### [Exercise description]
Scan the lines below for the string "чтобы" and copy every one that has it.

--- begin Records supplied ---

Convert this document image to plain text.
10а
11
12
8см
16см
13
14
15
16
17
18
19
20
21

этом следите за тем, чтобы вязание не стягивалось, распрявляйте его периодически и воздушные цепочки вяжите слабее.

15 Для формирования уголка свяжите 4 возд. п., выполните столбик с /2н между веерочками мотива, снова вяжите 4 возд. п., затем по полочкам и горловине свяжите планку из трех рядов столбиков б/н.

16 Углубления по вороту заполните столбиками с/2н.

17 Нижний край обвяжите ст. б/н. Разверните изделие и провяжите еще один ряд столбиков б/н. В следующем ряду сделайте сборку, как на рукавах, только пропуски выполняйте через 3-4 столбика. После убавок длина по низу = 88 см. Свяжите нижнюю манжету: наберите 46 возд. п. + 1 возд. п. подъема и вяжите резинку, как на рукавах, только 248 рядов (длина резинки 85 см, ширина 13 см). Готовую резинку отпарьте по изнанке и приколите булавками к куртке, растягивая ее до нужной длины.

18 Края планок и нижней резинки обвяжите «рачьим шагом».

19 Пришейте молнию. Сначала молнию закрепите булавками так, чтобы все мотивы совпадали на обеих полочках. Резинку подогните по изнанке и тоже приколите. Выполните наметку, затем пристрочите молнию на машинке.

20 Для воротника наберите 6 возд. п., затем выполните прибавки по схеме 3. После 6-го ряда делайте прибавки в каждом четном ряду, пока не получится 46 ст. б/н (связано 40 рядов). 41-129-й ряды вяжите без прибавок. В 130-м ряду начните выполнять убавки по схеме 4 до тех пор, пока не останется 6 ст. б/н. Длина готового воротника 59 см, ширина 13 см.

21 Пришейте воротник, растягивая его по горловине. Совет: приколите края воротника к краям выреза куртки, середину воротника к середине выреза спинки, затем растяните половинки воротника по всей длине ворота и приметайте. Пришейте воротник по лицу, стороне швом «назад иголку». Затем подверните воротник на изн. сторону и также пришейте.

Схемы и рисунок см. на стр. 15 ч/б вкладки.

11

--- end Records supplied ---

### [Solution for this problem]
этом следите за тем, чтобы вязание не стягивалось, распрявляйте его периодически и воздушные цепочки вяжите слабее.
19 Пришейте молнию. Сначала молнию закрепите булавками так, чтобы все мотивы совпадали на обеих полочках. Резинку подогните по изнанке и тоже приколите. Выполните наметку, затем пристрочите молнию на машинке.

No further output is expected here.